◆ EXTRACTED ENTRIES
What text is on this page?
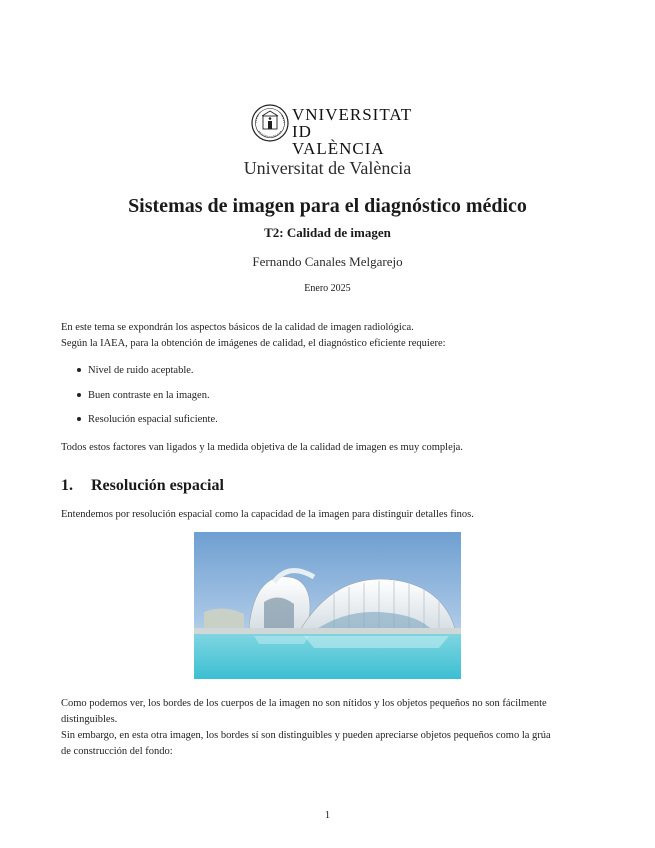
VNIVERSITAT
ID VALÈNCIA
Universitat de València
Sistemas de imagen para el diagnóstico médico
T2: Calidad de imagen
Fernando Canales Melgarejo
Enero 2025
En este tema se expondrán los aspectos básicos de la calidad de imagen radiológica.
Según la IAEA, para la obtención de imágenes de calidad, el diagnóstico eficiente requiere:
Nivel de ruido aceptable.
Buen contraste en la imagen.
Resolución espacial suficiente.
Todos estos factores van ligados y la medida objetiva de la calidad de imagen es muy compleja.
1. Resolución espacial
Entendemos por resolución espacial como la capacidad de la imagen para distinguir detalles finos.
Como podemos ver, los bordes de los cuerpos de la imagen no son nítidos y los objetos pequeños no son fácilmente
distinguibles.
Sin embargo, en esta otra imagen, los bordes sí son distinguibles y pueden apreciarse objetos pequeños como la grúa
de construcción del fondo:
1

◆ WHAT THE TASK ASKS
The listing above is to be written out again exactly, with its pictures omitted.

◆ COMPLETED EXERCISE
What text is on this page?
VNIVERSITAT
ID VALÈNCIA
Universitat de València
Sistemas de imagen para el diagnóstico médico
T2: Calidad de imagen
Fernando Canales Melgarejo
Enero 2025
En este tema se expondrán los aspectos básicos de la calidad de imagen radiológica.
Según la IAEA, para la obtención de imágenes de calidad, el diagnóstico eficiente requiere:
Nivel de ruido aceptable.
Buen contraste en la imagen.
Resolución espacial suficiente.
Todos estos factores van ligados y la medida objetiva de la calidad de imagen es muy compleja.
1. Resolución espacial
Entendemos por resolución espacial como la capacidad de la imagen para distinguir detalles finos.
Como podemos ver, los bordes de los cuerpos de la imagen no son nítidos y los objetos pequeños no son fácilmente
distinguibles.
Sin embargo, en esta otra imagen, los bordes sí son distinguibles y pueden apreciarse objetos pequeños como la grúa
de construcción del fondo:
1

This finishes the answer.